§ **PROBLEM REQUIREMENTS**
Count how many lines below contain the word "Expenditures", then give that number alone.

§ **MATERIAL PROVIDED**
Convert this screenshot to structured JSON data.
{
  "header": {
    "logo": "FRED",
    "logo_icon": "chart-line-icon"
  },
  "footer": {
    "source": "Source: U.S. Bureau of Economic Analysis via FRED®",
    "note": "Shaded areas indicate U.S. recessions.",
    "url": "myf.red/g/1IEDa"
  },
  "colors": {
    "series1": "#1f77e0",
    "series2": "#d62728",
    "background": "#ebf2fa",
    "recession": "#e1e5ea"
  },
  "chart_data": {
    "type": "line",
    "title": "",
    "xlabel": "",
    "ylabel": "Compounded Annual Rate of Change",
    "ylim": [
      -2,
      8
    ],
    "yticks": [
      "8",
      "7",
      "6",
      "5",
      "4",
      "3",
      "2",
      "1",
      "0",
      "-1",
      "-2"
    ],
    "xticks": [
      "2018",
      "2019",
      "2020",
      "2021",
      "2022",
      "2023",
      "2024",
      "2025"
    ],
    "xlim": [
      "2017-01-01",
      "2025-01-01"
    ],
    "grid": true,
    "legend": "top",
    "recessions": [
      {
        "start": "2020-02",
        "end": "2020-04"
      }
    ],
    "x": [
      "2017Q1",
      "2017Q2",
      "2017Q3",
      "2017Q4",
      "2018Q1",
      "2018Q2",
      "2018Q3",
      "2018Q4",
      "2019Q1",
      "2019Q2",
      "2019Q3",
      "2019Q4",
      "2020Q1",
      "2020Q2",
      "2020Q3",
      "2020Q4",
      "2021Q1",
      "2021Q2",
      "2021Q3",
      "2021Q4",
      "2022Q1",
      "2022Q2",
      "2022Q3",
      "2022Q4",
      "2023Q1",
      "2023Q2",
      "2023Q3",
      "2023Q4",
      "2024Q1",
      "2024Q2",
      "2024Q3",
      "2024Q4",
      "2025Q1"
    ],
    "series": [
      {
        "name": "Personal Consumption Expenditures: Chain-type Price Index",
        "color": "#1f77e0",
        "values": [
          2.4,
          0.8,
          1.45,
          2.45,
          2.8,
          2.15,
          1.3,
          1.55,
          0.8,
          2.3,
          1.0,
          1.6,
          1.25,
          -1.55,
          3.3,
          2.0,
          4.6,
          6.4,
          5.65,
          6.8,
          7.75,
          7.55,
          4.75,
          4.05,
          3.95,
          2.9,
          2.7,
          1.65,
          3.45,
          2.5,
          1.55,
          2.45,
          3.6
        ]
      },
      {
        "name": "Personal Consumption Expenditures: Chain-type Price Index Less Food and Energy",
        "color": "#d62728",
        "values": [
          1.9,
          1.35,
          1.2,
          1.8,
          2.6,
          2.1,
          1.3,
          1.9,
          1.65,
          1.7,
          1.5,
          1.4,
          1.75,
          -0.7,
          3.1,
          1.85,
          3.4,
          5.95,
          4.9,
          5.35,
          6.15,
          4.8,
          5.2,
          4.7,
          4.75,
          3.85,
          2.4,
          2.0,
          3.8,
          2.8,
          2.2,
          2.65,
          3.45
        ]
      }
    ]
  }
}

§ **FULL ANSWER**
2